**Stored records:**
◇ ◇ ◇ ◇ ◇
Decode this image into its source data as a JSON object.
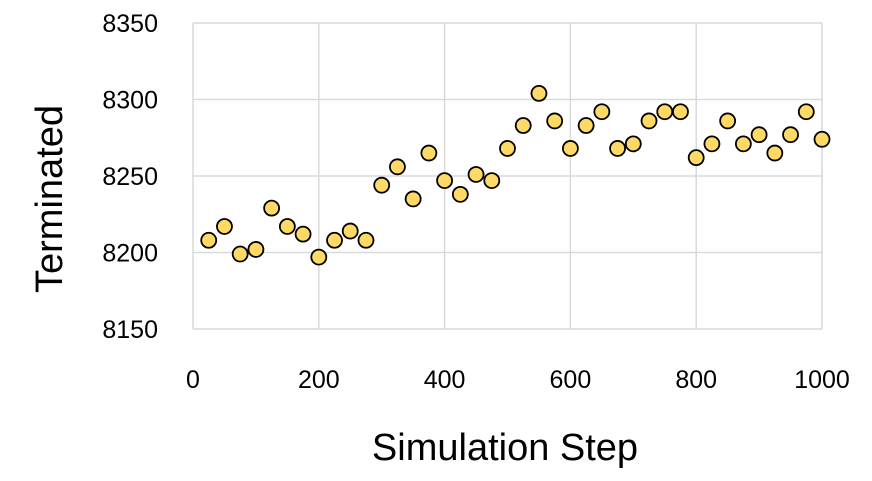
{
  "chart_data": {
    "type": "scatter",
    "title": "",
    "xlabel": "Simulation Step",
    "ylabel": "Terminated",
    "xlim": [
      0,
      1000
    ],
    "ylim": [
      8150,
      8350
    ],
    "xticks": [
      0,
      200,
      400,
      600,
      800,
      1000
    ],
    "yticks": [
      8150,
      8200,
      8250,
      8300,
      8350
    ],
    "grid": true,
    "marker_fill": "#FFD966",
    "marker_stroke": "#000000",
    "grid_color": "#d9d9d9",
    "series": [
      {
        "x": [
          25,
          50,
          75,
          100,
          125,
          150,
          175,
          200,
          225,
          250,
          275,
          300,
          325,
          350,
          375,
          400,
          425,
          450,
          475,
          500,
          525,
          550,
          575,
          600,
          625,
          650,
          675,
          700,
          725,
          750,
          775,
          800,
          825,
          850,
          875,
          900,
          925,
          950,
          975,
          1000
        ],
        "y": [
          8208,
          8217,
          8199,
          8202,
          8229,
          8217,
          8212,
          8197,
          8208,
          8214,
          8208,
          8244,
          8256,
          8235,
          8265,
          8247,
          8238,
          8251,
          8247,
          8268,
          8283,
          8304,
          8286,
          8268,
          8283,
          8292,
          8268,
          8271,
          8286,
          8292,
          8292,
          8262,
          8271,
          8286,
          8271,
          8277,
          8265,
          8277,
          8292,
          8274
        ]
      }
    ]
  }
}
◇ ◇ ◇ ◇ ◇
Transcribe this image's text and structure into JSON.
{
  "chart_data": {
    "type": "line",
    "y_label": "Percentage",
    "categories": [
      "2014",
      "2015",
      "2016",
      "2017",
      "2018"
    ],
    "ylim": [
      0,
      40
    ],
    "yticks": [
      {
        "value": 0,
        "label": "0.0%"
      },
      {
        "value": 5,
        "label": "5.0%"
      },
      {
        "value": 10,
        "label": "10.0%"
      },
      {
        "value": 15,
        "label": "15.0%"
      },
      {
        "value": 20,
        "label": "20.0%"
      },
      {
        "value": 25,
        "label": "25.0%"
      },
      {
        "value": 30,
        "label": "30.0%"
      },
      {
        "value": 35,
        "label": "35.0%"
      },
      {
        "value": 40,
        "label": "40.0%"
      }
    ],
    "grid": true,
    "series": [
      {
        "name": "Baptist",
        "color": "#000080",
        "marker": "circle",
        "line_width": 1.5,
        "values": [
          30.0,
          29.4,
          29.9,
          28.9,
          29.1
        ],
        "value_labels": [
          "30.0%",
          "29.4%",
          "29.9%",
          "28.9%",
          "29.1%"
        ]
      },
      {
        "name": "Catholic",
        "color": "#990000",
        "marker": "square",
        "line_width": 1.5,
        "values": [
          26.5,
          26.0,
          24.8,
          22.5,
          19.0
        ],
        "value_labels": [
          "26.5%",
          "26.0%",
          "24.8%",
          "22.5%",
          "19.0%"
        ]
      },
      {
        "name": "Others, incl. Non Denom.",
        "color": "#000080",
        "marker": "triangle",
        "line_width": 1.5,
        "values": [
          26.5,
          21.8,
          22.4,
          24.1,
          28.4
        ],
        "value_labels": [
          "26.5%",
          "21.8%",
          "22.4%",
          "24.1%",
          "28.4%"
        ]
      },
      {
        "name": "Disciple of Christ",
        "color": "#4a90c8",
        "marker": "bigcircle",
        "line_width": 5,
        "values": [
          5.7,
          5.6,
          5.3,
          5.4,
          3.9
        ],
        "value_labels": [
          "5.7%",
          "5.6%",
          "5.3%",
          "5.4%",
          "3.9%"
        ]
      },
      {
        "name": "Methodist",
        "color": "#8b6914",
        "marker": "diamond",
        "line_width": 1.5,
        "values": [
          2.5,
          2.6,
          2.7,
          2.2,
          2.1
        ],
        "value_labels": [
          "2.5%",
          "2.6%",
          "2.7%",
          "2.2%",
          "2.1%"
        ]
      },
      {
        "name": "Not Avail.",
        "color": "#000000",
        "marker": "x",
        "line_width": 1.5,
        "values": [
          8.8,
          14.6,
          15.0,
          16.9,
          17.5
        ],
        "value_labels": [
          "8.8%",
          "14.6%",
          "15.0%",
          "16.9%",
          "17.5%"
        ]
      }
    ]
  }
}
◇ ◇ ◇ ◇ ◇
**Written task:**
Look through the material and copy each line that has "into".

**Problem solution:**
Decode this image into its source data as a JSON object.
Transcribe this image's text and structure into JSON.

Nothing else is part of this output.